■ Exercise prompt
Select, from the data, each line where "this" occurs.

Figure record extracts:
○ ○ ○ ○

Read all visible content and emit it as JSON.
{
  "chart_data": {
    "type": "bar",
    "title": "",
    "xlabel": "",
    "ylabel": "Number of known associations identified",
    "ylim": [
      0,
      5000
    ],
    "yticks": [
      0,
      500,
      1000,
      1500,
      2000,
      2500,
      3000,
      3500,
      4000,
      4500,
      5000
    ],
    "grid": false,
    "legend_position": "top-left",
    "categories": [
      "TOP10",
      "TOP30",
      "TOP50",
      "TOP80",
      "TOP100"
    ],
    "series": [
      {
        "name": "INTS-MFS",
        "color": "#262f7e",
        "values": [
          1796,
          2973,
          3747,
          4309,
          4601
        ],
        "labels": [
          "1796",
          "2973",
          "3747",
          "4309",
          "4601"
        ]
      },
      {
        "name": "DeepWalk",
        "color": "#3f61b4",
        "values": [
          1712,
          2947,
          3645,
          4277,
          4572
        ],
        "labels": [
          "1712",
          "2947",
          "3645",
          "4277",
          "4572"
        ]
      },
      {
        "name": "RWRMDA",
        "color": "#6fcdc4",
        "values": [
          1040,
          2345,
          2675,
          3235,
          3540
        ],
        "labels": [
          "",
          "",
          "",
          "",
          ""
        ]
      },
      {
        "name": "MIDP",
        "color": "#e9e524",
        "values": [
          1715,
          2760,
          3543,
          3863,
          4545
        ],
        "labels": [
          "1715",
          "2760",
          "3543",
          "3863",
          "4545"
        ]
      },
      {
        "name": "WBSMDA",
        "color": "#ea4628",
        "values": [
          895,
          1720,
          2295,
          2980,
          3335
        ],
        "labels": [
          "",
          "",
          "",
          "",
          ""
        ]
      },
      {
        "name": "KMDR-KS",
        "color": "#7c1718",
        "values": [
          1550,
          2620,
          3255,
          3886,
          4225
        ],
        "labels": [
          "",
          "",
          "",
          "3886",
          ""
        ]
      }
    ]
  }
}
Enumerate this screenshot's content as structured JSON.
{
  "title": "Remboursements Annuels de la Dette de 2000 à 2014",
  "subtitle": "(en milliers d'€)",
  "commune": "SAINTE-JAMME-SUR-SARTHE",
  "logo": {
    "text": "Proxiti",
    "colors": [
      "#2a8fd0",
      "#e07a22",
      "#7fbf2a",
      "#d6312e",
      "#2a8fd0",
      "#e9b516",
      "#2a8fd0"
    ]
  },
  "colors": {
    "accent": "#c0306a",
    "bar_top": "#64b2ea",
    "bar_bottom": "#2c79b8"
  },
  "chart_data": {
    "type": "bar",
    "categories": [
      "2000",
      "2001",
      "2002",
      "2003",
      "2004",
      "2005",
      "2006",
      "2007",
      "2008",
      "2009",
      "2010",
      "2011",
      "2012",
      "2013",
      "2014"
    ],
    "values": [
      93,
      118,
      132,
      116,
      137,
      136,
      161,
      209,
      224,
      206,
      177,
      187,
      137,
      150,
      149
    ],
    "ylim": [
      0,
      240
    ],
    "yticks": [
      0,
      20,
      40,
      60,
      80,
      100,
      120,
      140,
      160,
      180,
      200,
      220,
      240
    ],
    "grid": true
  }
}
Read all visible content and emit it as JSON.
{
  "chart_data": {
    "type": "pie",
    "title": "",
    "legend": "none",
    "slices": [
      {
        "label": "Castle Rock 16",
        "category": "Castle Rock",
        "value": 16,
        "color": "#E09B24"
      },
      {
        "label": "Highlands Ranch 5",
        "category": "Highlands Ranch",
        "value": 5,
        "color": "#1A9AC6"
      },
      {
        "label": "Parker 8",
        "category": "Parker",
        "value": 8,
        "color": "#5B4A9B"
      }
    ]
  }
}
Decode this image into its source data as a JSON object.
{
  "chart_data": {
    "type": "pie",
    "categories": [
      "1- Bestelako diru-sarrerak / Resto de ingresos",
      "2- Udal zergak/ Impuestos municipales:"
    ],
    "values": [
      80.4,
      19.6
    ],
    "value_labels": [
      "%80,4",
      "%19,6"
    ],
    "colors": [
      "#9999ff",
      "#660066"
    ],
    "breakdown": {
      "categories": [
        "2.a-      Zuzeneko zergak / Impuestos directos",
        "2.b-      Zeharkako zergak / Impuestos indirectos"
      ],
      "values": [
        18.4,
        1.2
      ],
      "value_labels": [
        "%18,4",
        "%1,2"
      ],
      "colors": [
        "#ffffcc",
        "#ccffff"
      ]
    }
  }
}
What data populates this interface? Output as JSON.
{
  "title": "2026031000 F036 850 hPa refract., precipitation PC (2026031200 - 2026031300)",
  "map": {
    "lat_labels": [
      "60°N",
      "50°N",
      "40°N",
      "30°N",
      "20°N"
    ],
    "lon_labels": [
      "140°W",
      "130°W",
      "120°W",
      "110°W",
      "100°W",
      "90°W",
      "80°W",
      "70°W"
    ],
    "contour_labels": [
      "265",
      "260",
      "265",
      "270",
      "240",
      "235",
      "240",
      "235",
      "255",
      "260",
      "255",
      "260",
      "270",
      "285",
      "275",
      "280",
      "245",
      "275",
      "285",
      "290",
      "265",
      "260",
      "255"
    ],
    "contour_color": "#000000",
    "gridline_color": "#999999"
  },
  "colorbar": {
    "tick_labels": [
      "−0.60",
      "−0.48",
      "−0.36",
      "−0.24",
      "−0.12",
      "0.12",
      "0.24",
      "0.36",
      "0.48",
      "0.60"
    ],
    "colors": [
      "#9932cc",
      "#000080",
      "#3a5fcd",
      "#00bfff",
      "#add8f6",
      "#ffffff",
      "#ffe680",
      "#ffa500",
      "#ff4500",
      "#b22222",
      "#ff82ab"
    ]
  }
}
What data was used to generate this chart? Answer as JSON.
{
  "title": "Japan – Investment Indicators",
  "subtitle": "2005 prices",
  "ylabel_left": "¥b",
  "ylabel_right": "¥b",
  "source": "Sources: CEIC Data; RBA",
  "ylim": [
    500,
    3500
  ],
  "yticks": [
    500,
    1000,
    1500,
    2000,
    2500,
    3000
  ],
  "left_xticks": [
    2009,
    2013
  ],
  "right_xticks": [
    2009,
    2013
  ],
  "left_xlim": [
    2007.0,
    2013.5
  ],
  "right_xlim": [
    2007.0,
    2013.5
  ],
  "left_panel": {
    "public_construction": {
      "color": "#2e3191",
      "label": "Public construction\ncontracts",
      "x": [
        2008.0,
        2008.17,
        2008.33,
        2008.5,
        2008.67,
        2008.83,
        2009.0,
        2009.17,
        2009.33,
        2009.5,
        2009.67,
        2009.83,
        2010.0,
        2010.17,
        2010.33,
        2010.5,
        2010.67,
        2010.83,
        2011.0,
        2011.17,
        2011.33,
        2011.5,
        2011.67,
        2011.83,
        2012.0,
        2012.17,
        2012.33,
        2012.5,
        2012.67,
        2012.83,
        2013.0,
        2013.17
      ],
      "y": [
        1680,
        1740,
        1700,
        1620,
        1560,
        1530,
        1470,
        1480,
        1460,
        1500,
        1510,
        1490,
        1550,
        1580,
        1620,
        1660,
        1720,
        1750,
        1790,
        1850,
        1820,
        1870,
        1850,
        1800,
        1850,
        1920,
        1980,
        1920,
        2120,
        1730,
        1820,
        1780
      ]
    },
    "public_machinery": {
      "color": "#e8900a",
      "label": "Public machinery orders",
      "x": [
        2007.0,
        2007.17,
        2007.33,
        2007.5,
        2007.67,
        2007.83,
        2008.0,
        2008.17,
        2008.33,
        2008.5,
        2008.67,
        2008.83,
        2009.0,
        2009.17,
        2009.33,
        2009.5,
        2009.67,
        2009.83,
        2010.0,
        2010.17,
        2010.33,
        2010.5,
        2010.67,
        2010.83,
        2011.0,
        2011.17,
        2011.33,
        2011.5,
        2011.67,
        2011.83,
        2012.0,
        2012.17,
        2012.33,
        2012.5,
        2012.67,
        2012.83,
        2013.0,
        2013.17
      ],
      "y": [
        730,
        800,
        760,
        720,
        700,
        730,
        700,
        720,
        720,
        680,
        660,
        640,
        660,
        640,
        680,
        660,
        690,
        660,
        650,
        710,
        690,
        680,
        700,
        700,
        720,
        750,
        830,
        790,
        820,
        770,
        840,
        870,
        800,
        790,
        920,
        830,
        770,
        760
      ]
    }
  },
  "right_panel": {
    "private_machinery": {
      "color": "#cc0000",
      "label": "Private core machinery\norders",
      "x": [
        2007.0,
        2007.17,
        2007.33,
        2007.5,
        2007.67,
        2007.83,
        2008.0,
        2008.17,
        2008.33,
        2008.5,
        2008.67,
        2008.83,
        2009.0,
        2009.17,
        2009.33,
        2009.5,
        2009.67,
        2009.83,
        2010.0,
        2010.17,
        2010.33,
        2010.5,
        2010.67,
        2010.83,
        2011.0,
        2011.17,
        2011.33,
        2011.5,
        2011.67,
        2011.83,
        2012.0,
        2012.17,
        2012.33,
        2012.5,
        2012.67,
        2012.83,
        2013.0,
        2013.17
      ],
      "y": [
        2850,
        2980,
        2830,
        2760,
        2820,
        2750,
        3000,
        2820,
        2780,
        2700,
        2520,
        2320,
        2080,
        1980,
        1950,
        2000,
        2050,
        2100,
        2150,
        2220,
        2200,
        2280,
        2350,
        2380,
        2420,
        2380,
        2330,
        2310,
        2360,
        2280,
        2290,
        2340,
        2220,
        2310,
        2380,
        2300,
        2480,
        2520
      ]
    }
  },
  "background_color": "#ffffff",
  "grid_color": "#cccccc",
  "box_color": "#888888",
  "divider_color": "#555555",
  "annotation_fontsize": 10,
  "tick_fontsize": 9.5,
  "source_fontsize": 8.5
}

○ ○ ○ ○

■ Reply to the exercise
Enumerate this screenshot's content as structured JSON.
Decode this image into its source data as a JSON object.
What data populates this interface? Output as JSON.
What data was used to generate this chart? Answer as JSON.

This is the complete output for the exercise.